▽
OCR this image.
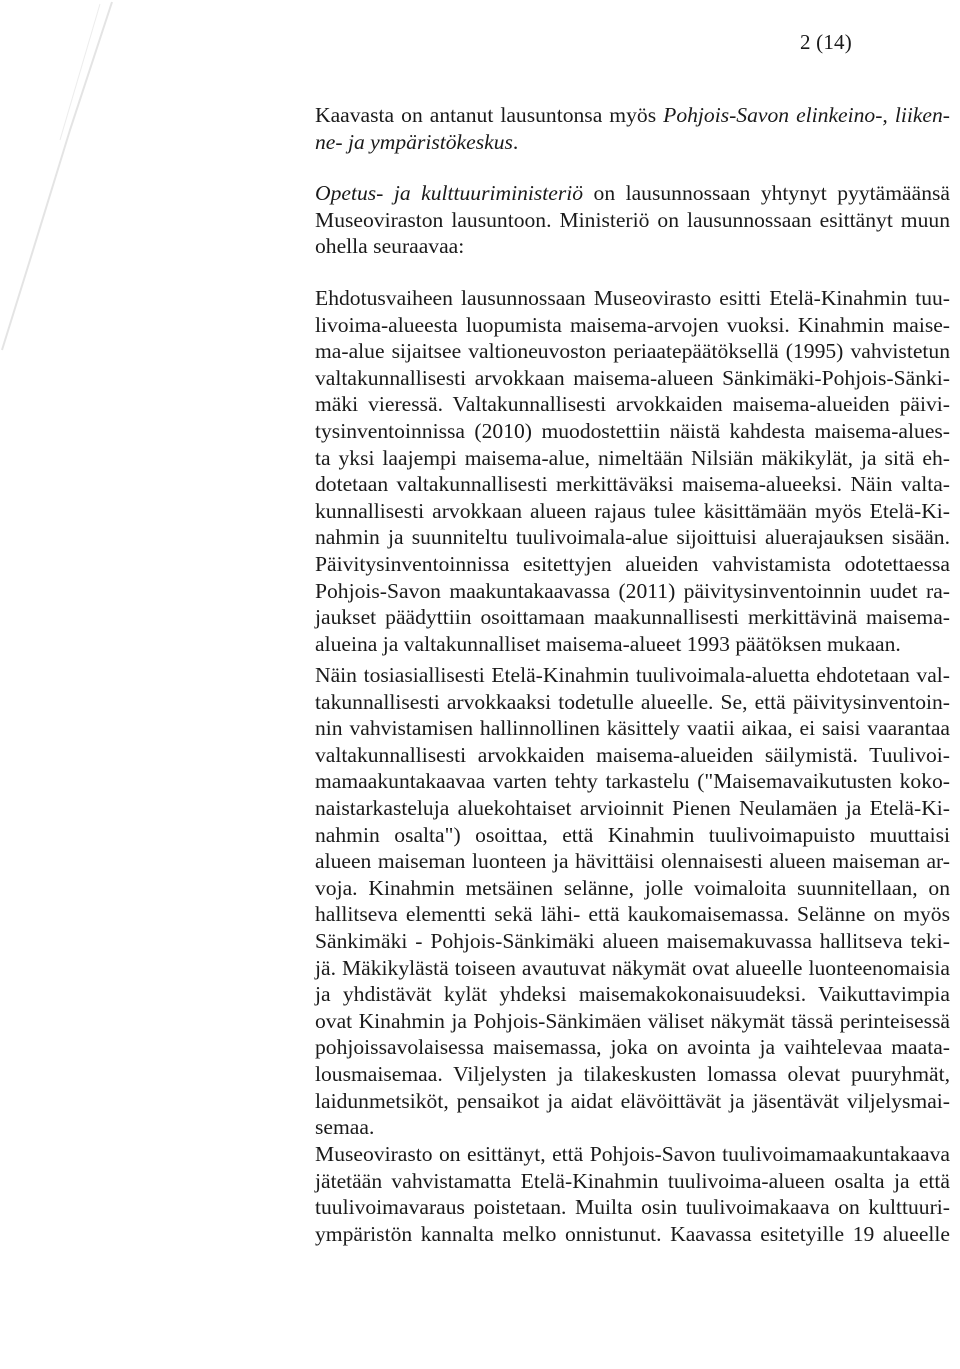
2 (14)
Kaavasta on antanut lausuntonsa myös Pohjois-Savon elinkeino-, liiken-
ne- ja ympäristökeskus.
Opetus- ja kulttuuriministeriö on lausunnossaan yhtynyt pyytämäänsä
Museoviraston lausuntoon. Ministeriö on lausunnossaan esittänyt muun
ohella seuraavaa:
Ehdotusvaiheen lausunnossaan Museovirasto esitti Etelä-Kinahmin tuu-
livoima-alueesta luopumista maisema-arvojen vuoksi. Kinahmin maise-
ma-alue sijaitsee valtioneuvoston periaatepäätöksellä (1995) vahvistetun
valtakunnallisesti arvokkaan maisema-alueen Sänkimäki-Pohjois-Sänki-
mäki vieressä. Valtakunnallisesti arvokkaiden maisema-alueiden päivi-
tysinventoinnissa (2010) muodostettiin näistä kahdesta maisema-alues-
ta yksi laajempi maisema-alue, nimeltään Nilsiän mäkikylät, ja sitä eh-
dotetaan valtakunnallisesti merkittäväksi maisema-alueeksi. Näin valta-
kunnallisesti arvokkaan alueen rajaus tulee käsittämään myös Etelä-Ki-
nahmin ja suunniteltu tuulivoimala-alue sijoittuisi aluerajauksen sisään.
Päivitysinventoinnissa esitettyjen alueiden vahvistamista odotettaessa
Pohjois-Savon maakuntakaavassa (2011) päivitysinventoinnin uudet ra-
jaukset päädyttiin osoittamaan maakunnallisesti merkittävinä maisema-
alueina ja valtakunnalliset maisema-alueet 1993 päätöksen mukaan.
Näin tosiasiallisesti Etelä-Kinahmin tuulivoimala-aluetta ehdotetaan val-
takunnallisesti arvokkaaksi todetulle alueelle. Se, että päivitysinventoin-
nin vahvistamisen hallinnollinen käsittely vaatii aikaa, ei saisi vaarantaa
valtakunnallisesti arvokkaiden maisema-alueiden säilymistä. Tuulivoi-
mamaakuntakaavaa varten tehty tarkastelu ("Maisemavaikutusten koko-
naistarkasteluja aluekohtaiset arvioinnit Pienen Neulamäen ja Etelä-Ki-
nahmin osalta") osoittaa, että Kinahmin tuulivoimapuisto muuttaisi
alueen maiseman luonteen ja hävittäisi olennaisesti alueen maiseman ar-
voja. Kinahmin metsäinen selänne, jolle voimaloita suunnitellaan, on
hallitseva elementti sekä lähi- että kaukomaisemassa. Selänne on myös
Sänkimäki - Pohjois-Sänkimäki alueen maisemakuvassa hallitseva teki-
jä. Mäkikylästä toiseen avautuvat näkymät ovat alueelle luonteenomaisia
ja yhdistävät kylät yhdeksi maisemakokonaisuudeksi. Vaikuttavimpia
ovat Kinahmin ja Pohjois-Sänkimäen väliset näkymät tässä perinteisessä
pohjoissavolaisessa maisemassa, joka on avointa ja vaihtelevaa maata-
lousmaisemaa. Viljelysten ja tilakeskusten lomassa olevat puuryhmät,
laidunmetsiköt, pensaikot ja aidat elävöittävät ja jäsentävät viljelysmai-
semaa.
Museovirasto on esittänyt, että Pohjois-Savon tuulivoimamaakuntakaava
jätetään vahvistamatta Etelä-Kinahmin tuulivoima-alueen osalta ja että
tuulivoimavaraus poistetaan. Muilta osin tuulivoimakaava on kulttuuri-
ympäristön kannalta melko onnistunut. Kaavassa esitetyille 19 alueelle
△
▶ _WHAT THE TASK REQUIRES_: All of the material above should be reproduced exactly, except the pictures.

▶ _WRITTEN ANSWER_:
OCR this image.
2 (14)
Kaavasta on antanut lausuntonsa myös Pohjois-Savon elinkeino-, liiken-
ne- ja ympäristökeskus.
Opetus- ja kulttuuriministeriö on lausunnossaan yhtynyt pyytämäänsä
Museoviraston lausuntoon. Ministeriö on lausunnossaan esittänyt muun
ohella seuraavaa:
Ehdotusvaiheen lausunnossaan Museovirasto esitti Etelä-Kinahmin tuu-
livoima-alueesta luopumista maisema-arvojen vuoksi. Kinahmin maise-
ma-alue sijaitsee valtioneuvoston periaatepäätöksellä (1995) vahvistetun
valtakunnallisesti arvokkaan maisema-alueen Sänkimäki-Pohjois-Sänki-
mäki vieressä. Valtakunnallisesti arvokkaiden maisema-alueiden päivi-
tysinventoinnissa (2010) muodostettiin näistä kahdesta maisema-alues-
ta yksi laajempi maisema-alue, nimeltään Nilsiän mäkikylät, ja sitä eh-
dotetaan valtakunnallisesti merkittäväksi maisema-alueeksi. Näin valta-
kunnallisesti arvokkaan alueen rajaus tulee käsittämään myös Etelä-Ki-
nahmin ja suunniteltu tuulivoimala-alue sijoittuisi aluerajauksen sisään.
Päivitysinventoinnissa esitettyjen alueiden vahvistamista odotettaessa
Pohjois-Savon maakuntakaavassa (2011) päivitysinventoinnin uudet ra-
jaukset päädyttiin osoittamaan maakunnallisesti merkittävinä maisema-
alueina ja valtakunnalliset maisema-alueet 1993 päätöksen mukaan.
Näin tosiasiallisesti Etelä-Kinahmin tuulivoimala-aluetta ehdotetaan val-
takunnallisesti arvokkaaksi todetulle alueelle. Se, että päivitysinventoin-
nin vahvistamisen hallinnollinen käsittely vaatii aikaa, ei saisi vaarantaa
valtakunnallisesti arvokkaiden maisema-alueiden säilymistä. Tuulivoi-
mamaakuntakaavaa varten tehty tarkastelu ("Maisemavaikutusten koko-
naistarkasteluja aluekohtaiset arvioinnit Pienen Neulamäen ja Etelä-Ki-
nahmin osalta") osoittaa, että Kinahmin tuulivoimapuisto muuttaisi
alueen maiseman luonteen ja hävittäisi olennaisesti alueen maiseman ar-
voja. Kinahmin metsäinen selänne, jolle voimaloita suunnitellaan, on
hallitseva elementti sekä lähi- että kaukomaisemassa. Selänne on myös
Sänkimäki - Pohjois-Sänkimäki alueen maisemakuvassa hallitseva teki-
jä. Mäkikylästä toiseen avautuvat näkymät ovat alueelle luonteenomaisia
ja yhdistävät kylät yhdeksi maisemakokonaisuudeksi. Vaikuttavimpia
ovat Kinahmin ja Pohjois-Sänkimäen väliset näkymät tässä perinteisessä
pohjoissavolaisessa maisemassa, joka on avointa ja vaihtelevaa maata-
lousmaisemaa. Viljelysten ja tilakeskusten lomassa olevat puuryhmät,
laidunmetsiköt, pensaikot ja aidat elävöittävät ja jäsentävät viljelysmai-
semaa.
Museovirasto on esittänyt, että Pohjois-Savon tuulivoimamaakuntakaava
jätetään vahvistamatta Etelä-Kinahmin tuulivoima-alueen osalta ja että
tuulivoimavaraus poistetaan. Muilta osin tuulivoimakaava on kulttuuri-
ympäristön kannalta melko onnistunut. Kaavassa esitetyille 19 alueelle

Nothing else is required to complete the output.